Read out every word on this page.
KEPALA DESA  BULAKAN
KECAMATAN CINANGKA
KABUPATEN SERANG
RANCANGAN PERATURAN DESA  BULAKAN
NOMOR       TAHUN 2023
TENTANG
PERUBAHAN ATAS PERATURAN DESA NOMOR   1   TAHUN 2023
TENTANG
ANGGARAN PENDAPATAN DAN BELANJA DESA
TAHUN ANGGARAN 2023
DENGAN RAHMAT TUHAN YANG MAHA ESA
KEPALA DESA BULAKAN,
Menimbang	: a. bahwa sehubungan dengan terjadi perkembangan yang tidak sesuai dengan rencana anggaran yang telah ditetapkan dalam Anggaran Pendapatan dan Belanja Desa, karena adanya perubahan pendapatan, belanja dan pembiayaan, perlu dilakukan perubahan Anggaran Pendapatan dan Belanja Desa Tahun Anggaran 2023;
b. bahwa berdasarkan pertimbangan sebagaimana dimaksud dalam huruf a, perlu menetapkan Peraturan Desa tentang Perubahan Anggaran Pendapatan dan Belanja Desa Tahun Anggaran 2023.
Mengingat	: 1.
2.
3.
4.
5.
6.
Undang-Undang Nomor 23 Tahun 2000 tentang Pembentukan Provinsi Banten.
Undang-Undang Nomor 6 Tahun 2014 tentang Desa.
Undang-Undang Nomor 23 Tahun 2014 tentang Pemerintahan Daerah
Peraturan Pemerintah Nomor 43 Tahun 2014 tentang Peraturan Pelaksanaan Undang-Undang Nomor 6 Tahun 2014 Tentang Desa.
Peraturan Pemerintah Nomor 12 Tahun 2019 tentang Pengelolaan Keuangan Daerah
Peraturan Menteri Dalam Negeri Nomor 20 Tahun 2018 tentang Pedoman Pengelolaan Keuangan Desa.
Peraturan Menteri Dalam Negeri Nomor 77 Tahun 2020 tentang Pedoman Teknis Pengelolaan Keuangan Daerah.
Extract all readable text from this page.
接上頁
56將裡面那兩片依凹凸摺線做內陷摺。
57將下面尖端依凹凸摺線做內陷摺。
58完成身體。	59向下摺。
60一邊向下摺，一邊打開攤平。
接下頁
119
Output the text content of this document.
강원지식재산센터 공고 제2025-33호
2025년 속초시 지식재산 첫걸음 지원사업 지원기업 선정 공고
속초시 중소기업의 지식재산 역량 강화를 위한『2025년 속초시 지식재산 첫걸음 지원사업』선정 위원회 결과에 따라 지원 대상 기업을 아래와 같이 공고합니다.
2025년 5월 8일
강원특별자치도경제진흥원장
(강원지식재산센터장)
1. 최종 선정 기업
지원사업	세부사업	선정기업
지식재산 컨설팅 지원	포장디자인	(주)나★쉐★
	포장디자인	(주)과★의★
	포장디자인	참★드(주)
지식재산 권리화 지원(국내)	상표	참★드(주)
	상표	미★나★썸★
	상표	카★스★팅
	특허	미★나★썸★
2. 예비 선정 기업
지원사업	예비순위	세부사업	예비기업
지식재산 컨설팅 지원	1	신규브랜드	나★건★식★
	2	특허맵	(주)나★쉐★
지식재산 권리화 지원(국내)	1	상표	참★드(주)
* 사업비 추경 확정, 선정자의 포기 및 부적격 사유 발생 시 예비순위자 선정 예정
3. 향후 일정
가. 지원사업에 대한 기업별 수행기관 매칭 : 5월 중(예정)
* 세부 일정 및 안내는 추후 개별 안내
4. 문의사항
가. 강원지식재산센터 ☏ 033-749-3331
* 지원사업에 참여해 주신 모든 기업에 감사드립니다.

> **Written request**
Every line of the records that includes the word "KEPALA" should be gathered.

> **Output of the task**
KEPALA DESA  BULAKAN
KEPALA DESA BULAKAN,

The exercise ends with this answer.